BEGIN
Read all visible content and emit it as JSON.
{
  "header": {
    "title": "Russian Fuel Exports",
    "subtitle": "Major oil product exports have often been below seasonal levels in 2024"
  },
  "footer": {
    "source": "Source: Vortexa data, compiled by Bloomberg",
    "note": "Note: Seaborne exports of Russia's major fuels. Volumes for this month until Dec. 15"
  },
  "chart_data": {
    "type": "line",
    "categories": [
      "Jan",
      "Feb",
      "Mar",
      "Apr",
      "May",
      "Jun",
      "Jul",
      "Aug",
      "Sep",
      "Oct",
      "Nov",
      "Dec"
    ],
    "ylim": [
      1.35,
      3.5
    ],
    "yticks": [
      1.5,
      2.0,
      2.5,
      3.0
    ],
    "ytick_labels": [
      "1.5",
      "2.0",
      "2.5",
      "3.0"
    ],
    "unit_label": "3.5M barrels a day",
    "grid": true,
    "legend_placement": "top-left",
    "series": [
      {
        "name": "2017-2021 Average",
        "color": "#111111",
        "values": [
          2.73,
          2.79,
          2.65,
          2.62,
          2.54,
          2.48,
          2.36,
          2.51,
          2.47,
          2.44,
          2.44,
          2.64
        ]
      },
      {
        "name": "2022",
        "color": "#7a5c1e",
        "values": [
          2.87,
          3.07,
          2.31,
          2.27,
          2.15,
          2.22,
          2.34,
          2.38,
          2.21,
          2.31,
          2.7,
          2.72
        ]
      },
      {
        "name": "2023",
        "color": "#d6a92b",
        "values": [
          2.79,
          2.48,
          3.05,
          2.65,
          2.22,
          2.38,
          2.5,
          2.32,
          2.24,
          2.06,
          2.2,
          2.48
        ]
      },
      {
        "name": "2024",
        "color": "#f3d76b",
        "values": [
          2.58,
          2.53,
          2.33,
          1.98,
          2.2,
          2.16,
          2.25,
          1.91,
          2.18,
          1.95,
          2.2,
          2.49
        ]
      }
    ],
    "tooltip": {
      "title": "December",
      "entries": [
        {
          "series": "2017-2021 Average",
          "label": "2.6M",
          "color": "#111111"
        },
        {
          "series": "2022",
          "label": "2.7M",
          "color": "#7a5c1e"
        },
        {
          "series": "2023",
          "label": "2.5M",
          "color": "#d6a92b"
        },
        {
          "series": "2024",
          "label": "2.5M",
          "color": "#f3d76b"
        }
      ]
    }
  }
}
END
# PROBLEM TO WORK ON
Pick out the lines above containing the word "color", then copy them.

# PROBLEM SOLUTION
        "color": "#111111",
        "color": "#7a5c1e",
        "color": "#d6a92b",
        "color": "#f3d76b",
          "color": "#111111"
          "color": "#7a5c1e"
          "color": "#d6a92b"
          "color": "#f3d76b"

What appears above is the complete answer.